_TASK REQUIREMENTS_. Return the lines where the word "ffffff" occurs.

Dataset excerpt
>>>

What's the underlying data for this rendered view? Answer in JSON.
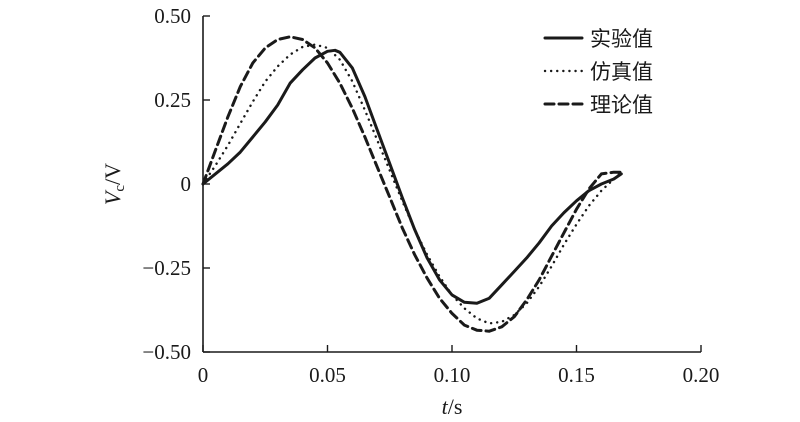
{
  "chart_data": {
    "type": "line",
    "title": "",
    "xlabel": {
      "var": "t",
      "unit": "/s"
    },
    "ylabel": {
      "var": "V",
      "sub": "c",
      "unit": "/V"
    },
    "xlim": [
      0,
      0.2
    ],
    "ylim": [
      -0.5,
      0.5
    ],
    "x_ticks": [
      0,
      0.05,
      0.1,
      0.15,
      0.2
    ],
    "x_tick_labels": [
      "0",
      "0.05",
      "0.10",
      "0.15",
      "0.20"
    ],
    "y_ticks": [
      -0.5,
      -0.25,
      0,
      0.25,
      0.5
    ],
    "y_tick_labels": [
      "−0.50",
      "−0.25",
      "0",
      "0.25",
      "0.50"
    ],
    "grid": false,
    "legend_position": "top-right",
    "series": [
      {
        "name": "实验值",
        "style": "solid",
        "x": [
          0,
          0.005,
          0.01,
          0.015,
          0.02,
          0.025,
          0.03,
          0.035,
          0.04,
          0.045,
          0.05,
          0.053,
          0.055,
          0.06,
          0.065,
          0.07,
          0.075,
          0.08,
          0.085,
          0.09,
          0.095,
          0.1,
          0.105,
          0.11,
          0.115,
          0.12,
          0.125,
          0.13,
          0.135,
          0.14,
          0.145,
          0.15,
          0.155,
          0.16,
          0.165,
          0.168
        ],
        "y": [
          0,
          0.03,
          0.06,
          0.095,
          0.14,
          0.185,
          0.235,
          0.3,
          0.34,
          0.375,
          0.395,
          0.398,
          0.392,
          0.345,
          0.26,
          0.16,
          0.06,
          -0.04,
          -0.135,
          -0.22,
          -0.285,
          -0.33,
          -0.352,
          -0.355,
          -0.34,
          -0.3,
          -0.26,
          -0.22,
          -0.175,
          -0.125,
          -0.085,
          -0.05,
          -0.02,
          0.0,
          0.015,
          0.03
        ]
      },
      {
        "name": "仿真值",
        "style": "dotted",
        "x": [
          0,
          0.005,
          0.01,
          0.015,
          0.02,
          0.025,
          0.03,
          0.035,
          0.04,
          0.045,
          0.05,
          0.055,
          0.06,
          0.065,
          0.07,
          0.075,
          0.08,
          0.085,
          0.09,
          0.095,
          0.1,
          0.105,
          0.11,
          0.115,
          0.12,
          0.125,
          0.13,
          0.135,
          0.14,
          0.145,
          0.15,
          0.155,
          0.16,
          0.165,
          0.168
        ],
        "y": [
          0,
          0.055,
          0.115,
          0.18,
          0.245,
          0.305,
          0.35,
          0.385,
          0.408,
          0.415,
          0.405,
          0.37,
          0.305,
          0.22,
          0.13,
          0.04,
          -0.05,
          -0.135,
          -0.21,
          -0.275,
          -0.33,
          -0.37,
          -0.4,
          -0.415,
          -0.41,
          -0.39,
          -0.355,
          -0.305,
          -0.245,
          -0.18,
          -0.12,
          -0.065,
          -0.02,
          0.015,
          0.035
        ]
      },
      {
        "name": "理论值",
        "style": "dashed",
        "x": [
          0,
          0.005,
          0.01,
          0.015,
          0.02,
          0.025,
          0.03,
          0.035,
          0.04,
          0.045,
          0.05,
          0.055,
          0.06,
          0.065,
          0.07,
          0.075,
          0.08,
          0.085,
          0.09,
          0.095,
          0.1,
          0.105,
          0.11,
          0.115,
          0.12,
          0.125,
          0.13,
          0.135,
          0.14,
          0.145,
          0.15,
          0.155,
          0.16,
          0.165,
          0.168
        ],
        "y": [
          0,
          0.1,
          0.2,
          0.29,
          0.36,
          0.405,
          0.43,
          0.438,
          0.43,
          0.405,
          0.36,
          0.3,
          0.225,
          0.14,
          0.05,
          -0.04,
          -0.13,
          -0.21,
          -0.28,
          -0.34,
          -0.385,
          -0.42,
          -0.435,
          -0.438,
          -0.425,
          -0.395,
          -0.345,
          -0.285,
          -0.215,
          -0.145,
          -0.075,
          -0.015,
          0.03,
          0.035,
          0.035
        ]
      }
    ]
  }
}
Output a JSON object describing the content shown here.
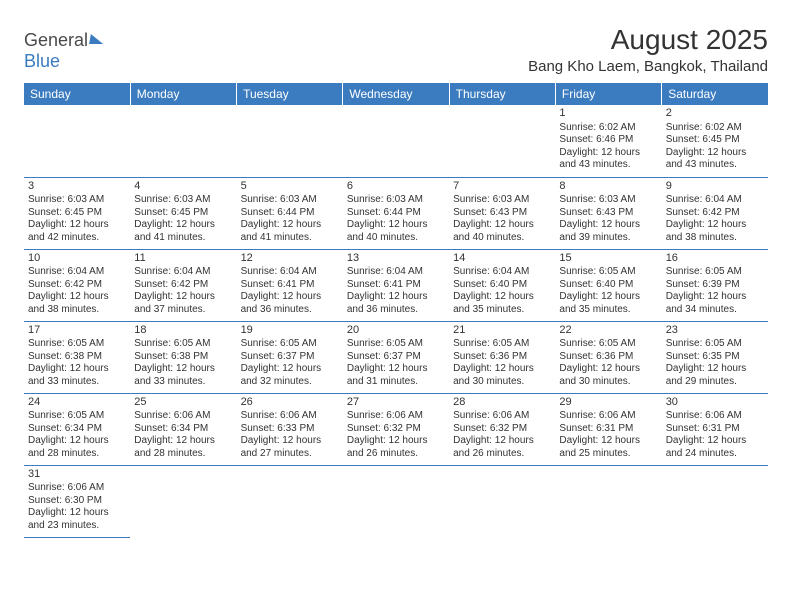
{
  "colors": {
    "header_bg": "#3b7bbf",
    "header_text": "#ffffff",
    "cell_border": "#3b7bbf",
    "text": "#333333",
    "logo_gray": "#4a4a4a",
    "logo_blue": "#3b7bbf",
    "background": "#ffffff"
  },
  "typography": {
    "title_fontsize": 28,
    "subtitle_fontsize": 15,
    "day_header_fontsize": 12,
    "daynum_fontsize": 11,
    "cell_fontsize": 10
  },
  "logo": {
    "part1": "General",
    "part2": "Blue"
  },
  "title": "August 2025",
  "subtitle": "Bang Kho Laem, Bangkok, Thailand",
  "day_headers": [
    "Sunday",
    "Monday",
    "Tuesday",
    "Wednesday",
    "Thursday",
    "Friday",
    "Saturday"
  ],
  "weeks": [
    [
      null,
      null,
      null,
      null,
      null,
      {
        "n": "1",
        "sunrise": "Sunrise: 6:02 AM",
        "sunset": "Sunset: 6:46 PM",
        "d1": "Daylight: 12 hours",
        "d2": "and 43 minutes."
      },
      {
        "n": "2",
        "sunrise": "Sunrise: 6:02 AM",
        "sunset": "Sunset: 6:45 PM",
        "d1": "Daylight: 12 hours",
        "d2": "and 43 minutes."
      }
    ],
    [
      {
        "n": "3",
        "sunrise": "Sunrise: 6:03 AM",
        "sunset": "Sunset: 6:45 PM",
        "d1": "Daylight: 12 hours",
        "d2": "and 42 minutes."
      },
      {
        "n": "4",
        "sunrise": "Sunrise: 6:03 AM",
        "sunset": "Sunset: 6:45 PM",
        "d1": "Daylight: 12 hours",
        "d2": "and 41 minutes."
      },
      {
        "n": "5",
        "sunrise": "Sunrise: 6:03 AM",
        "sunset": "Sunset: 6:44 PM",
        "d1": "Daylight: 12 hours",
        "d2": "and 41 minutes."
      },
      {
        "n": "6",
        "sunrise": "Sunrise: 6:03 AM",
        "sunset": "Sunset: 6:44 PM",
        "d1": "Daylight: 12 hours",
        "d2": "and 40 minutes."
      },
      {
        "n": "7",
        "sunrise": "Sunrise: 6:03 AM",
        "sunset": "Sunset: 6:43 PM",
        "d1": "Daylight: 12 hours",
        "d2": "and 40 minutes."
      },
      {
        "n": "8",
        "sunrise": "Sunrise: 6:03 AM",
        "sunset": "Sunset: 6:43 PM",
        "d1": "Daylight: 12 hours",
        "d2": "and 39 minutes."
      },
      {
        "n": "9",
        "sunrise": "Sunrise: 6:04 AM",
        "sunset": "Sunset: 6:42 PM",
        "d1": "Daylight: 12 hours",
        "d2": "and 38 minutes."
      }
    ],
    [
      {
        "n": "10",
        "sunrise": "Sunrise: 6:04 AM",
        "sunset": "Sunset: 6:42 PM",
        "d1": "Daylight: 12 hours",
        "d2": "and 38 minutes."
      },
      {
        "n": "11",
        "sunrise": "Sunrise: 6:04 AM",
        "sunset": "Sunset: 6:42 PM",
        "d1": "Daylight: 12 hours",
        "d2": "and 37 minutes."
      },
      {
        "n": "12",
        "sunrise": "Sunrise: 6:04 AM",
        "sunset": "Sunset: 6:41 PM",
        "d1": "Daylight: 12 hours",
        "d2": "and 36 minutes."
      },
      {
        "n": "13",
        "sunrise": "Sunrise: 6:04 AM",
        "sunset": "Sunset: 6:41 PM",
        "d1": "Daylight: 12 hours",
        "d2": "and 36 minutes."
      },
      {
        "n": "14",
        "sunrise": "Sunrise: 6:04 AM",
        "sunset": "Sunset: 6:40 PM",
        "d1": "Daylight: 12 hours",
        "d2": "and 35 minutes."
      },
      {
        "n": "15",
        "sunrise": "Sunrise: 6:05 AM",
        "sunset": "Sunset: 6:40 PM",
        "d1": "Daylight: 12 hours",
        "d2": "and 35 minutes."
      },
      {
        "n": "16",
        "sunrise": "Sunrise: 6:05 AM",
        "sunset": "Sunset: 6:39 PM",
        "d1": "Daylight: 12 hours",
        "d2": "and 34 minutes."
      }
    ],
    [
      {
        "n": "17",
        "sunrise": "Sunrise: 6:05 AM",
        "sunset": "Sunset: 6:38 PM",
        "d1": "Daylight: 12 hours",
        "d2": "and 33 minutes."
      },
      {
        "n": "18",
        "sunrise": "Sunrise: 6:05 AM",
        "sunset": "Sunset: 6:38 PM",
        "d1": "Daylight: 12 hours",
        "d2": "and 33 minutes."
      },
      {
        "n": "19",
        "sunrise": "Sunrise: 6:05 AM",
        "sunset": "Sunset: 6:37 PM",
        "d1": "Daylight: 12 hours",
        "d2": "and 32 minutes."
      },
      {
        "n": "20",
        "sunrise": "Sunrise: 6:05 AM",
        "sunset": "Sunset: 6:37 PM",
        "d1": "Daylight: 12 hours",
        "d2": "and 31 minutes."
      },
      {
        "n": "21",
        "sunrise": "Sunrise: 6:05 AM",
        "sunset": "Sunset: 6:36 PM",
        "d1": "Daylight: 12 hours",
        "d2": "and 30 minutes."
      },
      {
        "n": "22",
        "sunrise": "Sunrise: 6:05 AM",
        "sunset": "Sunset: 6:36 PM",
        "d1": "Daylight: 12 hours",
        "d2": "and 30 minutes."
      },
      {
        "n": "23",
        "sunrise": "Sunrise: 6:05 AM",
        "sunset": "Sunset: 6:35 PM",
        "d1": "Daylight: 12 hours",
        "d2": "and 29 minutes."
      }
    ],
    [
      {
        "n": "24",
        "sunrise": "Sunrise: 6:05 AM",
        "sunset": "Sunset: 6:34 PM",
        "d1": "Daylight: 12 hours",
        "d2": "and 28 minutes."
      },
      {
        "n": "25",
        "sunrise": "Sunrise: 6:06 AM",
        "sunset": "Sunset: 6:34 PM",
        "d1": "Daylight: 12 hours",
        "d2": "and 28 minutes."
      },
      {
        "n": "26",
        "sunrise": "Sunrise: 6:06 AM",
        "sunset": "Sunset: 6:33 PM",
        "d1": "Daylight: 12 hours",
        "d2": "and 27 minutes."
      },
      {
        "n": "27",
        "sunrise": "Sunrise: 6:06 AM",
        "sunset": "Sunset: 6:32 PM",
        "d1": "Daylight: 12 hours",
        "d2": "and 26 minutes."
      },
      {
        "n": "28",
        "sunrise": "Sunrise: 6:06 AM",
        "sunset": "Sunset: 6:32 PM",
        "d1": "Daylight: 12 hours",
        "d2": "and 26 minutes."
      },
      {
        "n": "29",
        "sunrise": "Sunrise: 6:06 AM",
        "sunset": "Sunset: 6:31 PM",
        "d1": "Daylight: 12 hours",
        "d2": "and 25 minutes."
      },
      {
        "n": "30",
        "sunrise": "Sunrise: 6:06 AM",
        "sunset": "Sunset: 6:31 PM",
        "d1": "Daylight: 12 hours",
        "d2": "and 24 minutes."
      }
    ],
    [
      {
        "n": "31",
        "sunrise": "Sunrise: 6:06 AM",
        "sunset": "Sunset: 6:30 PM",
        "d1": "Daylight: 12 hours",
        "d2": "and 23 minutes."
      },
      null,
      null,
      null,
      null,
      null,
      null
    ]
  ]
}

<<<

_THE RESPONSE_.
    "header_text": "#ffffff",
    "background": "#ffffff"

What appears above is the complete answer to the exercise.